**Goal of the exercise:** Skip the pictures. Transcribe the rest of the data below without changing a word.

**Provided information:**
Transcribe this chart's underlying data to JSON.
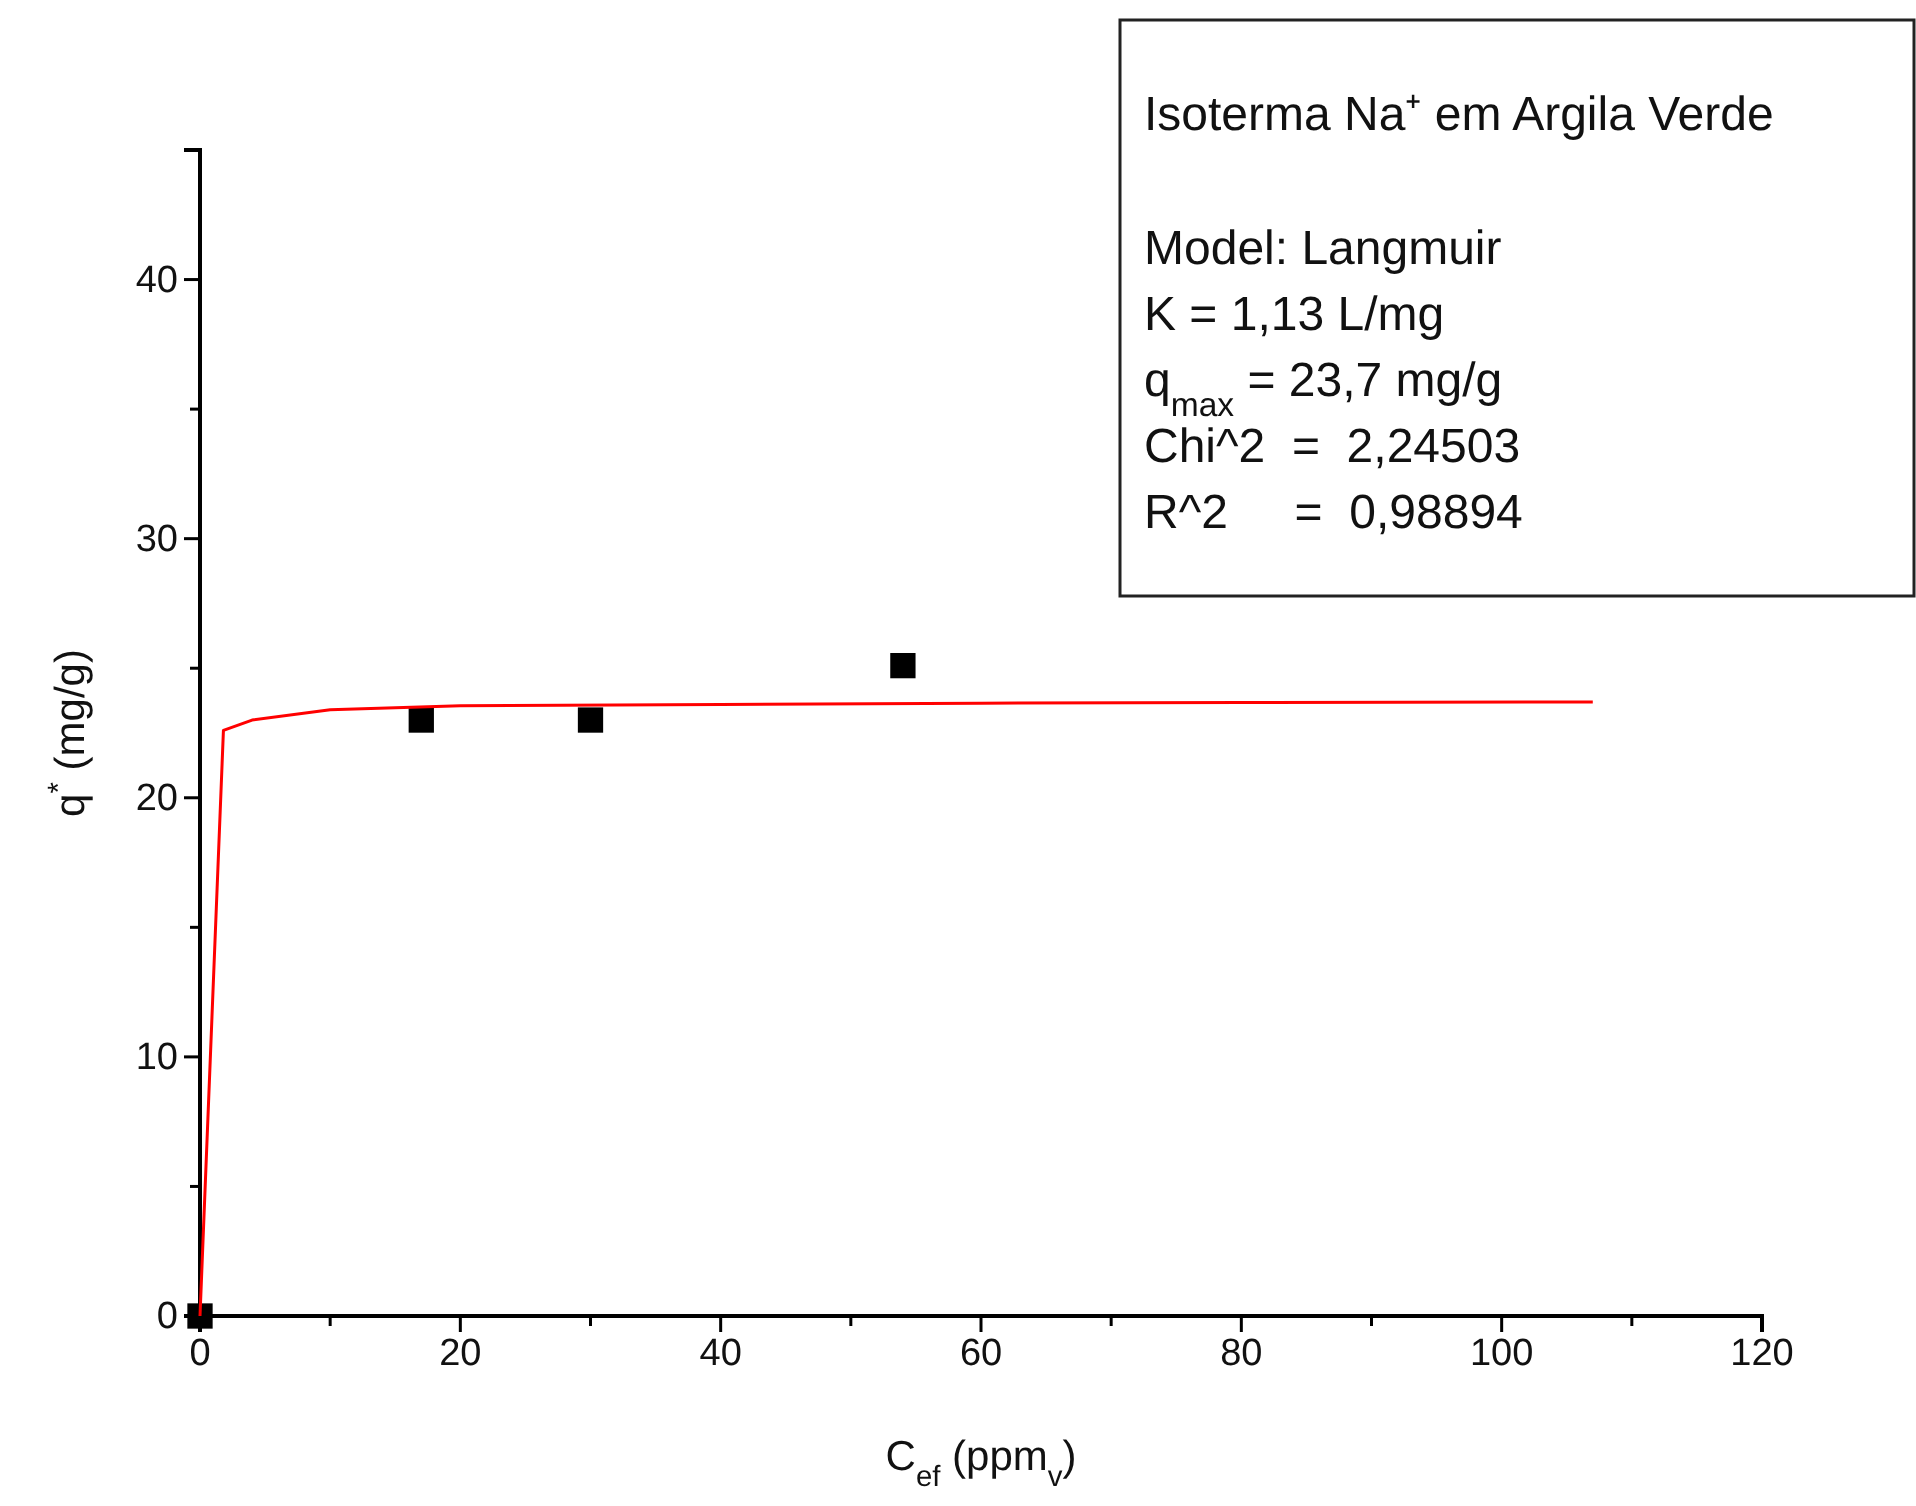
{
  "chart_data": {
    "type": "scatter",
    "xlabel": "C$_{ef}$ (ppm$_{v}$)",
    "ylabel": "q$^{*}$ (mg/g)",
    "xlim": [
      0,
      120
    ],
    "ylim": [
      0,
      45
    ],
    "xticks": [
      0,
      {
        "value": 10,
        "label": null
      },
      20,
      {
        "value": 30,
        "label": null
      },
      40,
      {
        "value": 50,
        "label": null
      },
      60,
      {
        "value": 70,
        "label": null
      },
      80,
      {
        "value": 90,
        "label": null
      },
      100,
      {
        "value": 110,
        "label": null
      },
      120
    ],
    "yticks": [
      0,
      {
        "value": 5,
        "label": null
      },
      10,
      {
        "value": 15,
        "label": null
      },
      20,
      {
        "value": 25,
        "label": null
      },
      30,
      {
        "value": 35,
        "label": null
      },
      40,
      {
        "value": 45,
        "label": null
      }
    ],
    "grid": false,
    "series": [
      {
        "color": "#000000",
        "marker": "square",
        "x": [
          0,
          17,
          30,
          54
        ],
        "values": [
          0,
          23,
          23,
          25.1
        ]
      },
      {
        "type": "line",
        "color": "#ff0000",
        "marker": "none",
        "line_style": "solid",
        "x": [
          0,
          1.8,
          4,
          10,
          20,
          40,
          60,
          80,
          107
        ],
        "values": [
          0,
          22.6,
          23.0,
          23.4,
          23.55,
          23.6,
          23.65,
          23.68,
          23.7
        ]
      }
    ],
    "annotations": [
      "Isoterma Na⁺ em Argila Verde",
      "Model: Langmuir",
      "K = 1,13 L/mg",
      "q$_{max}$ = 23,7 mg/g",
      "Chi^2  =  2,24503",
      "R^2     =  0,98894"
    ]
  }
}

**The completed task:**
Transcribe this chart's underlying data to JSON.
{
  "chart_data": {
    "type": "scatter",
    "xlabel": "C$_{ef}$ (ppm$_{v}$)",
    "ylabel": "q$^{*}$ (mg/g)",
    "xlim": [
      0,
      120
    ],
    "ylim": [
      0,
      45
    ],
    "xticks": [
      0,
      {
        "value": 10,
        "label": null
      },
      20,
      {
        "value": 30,
        "label": null
      },
      40,
      {
        "value": 50,
        "label": null
      },
      60,
      {
        "value": 70,
        "label": null
      },
      80,
      {
        "value": 90,
        "label": null
      },
      100,
      {
        "value": 110,
        "label": null
      },
      120
    ],
    "yticks": [
      0,
      {
        "value": 5,
        "label": null
      },
      10,
      {
        "value": 15,
        "label": null
      },
      20,
      {
        "value": 25,
        "label": null
      },
      30,
      {
        "value": 35,
        "label": null
      },
      40,
      {
        "value": 45,
        "label": null
      }
    ],
    "grid": false,
    "series": [
      {
        "color": "#000000",
        "marker": "square",
        "x": [
          0,
          17,
          30,
          54
        ],
        "values": [
          0,
          23,
          23,
          25.1
        ]
      },
      {
        "type": "line",
        "color": "#ff0000",
        "marker": "none",
        "line_style": "solid",
        "x": [
          0,
          1.8,
          4,
          10,
          20,
          40,
          60,
          80,
          107
        ],
        "values": [
          0,
          22.6,
          23.0,
          23.4,
          23.55,
          23.6,
          23.65,
          23.68,
          23.7
        ]
      }
    ],
    "annotations": [
      "Isoterma Na⁺ em Argila Verde",
      "Model: Langmuir",
      "K = 1,13 L/mg",
      "q$_{max}$ = 23,7 mg/g",
      "Chi^2  =  2,24503",
      "R^2     =  0,98894"
    ]
  }
}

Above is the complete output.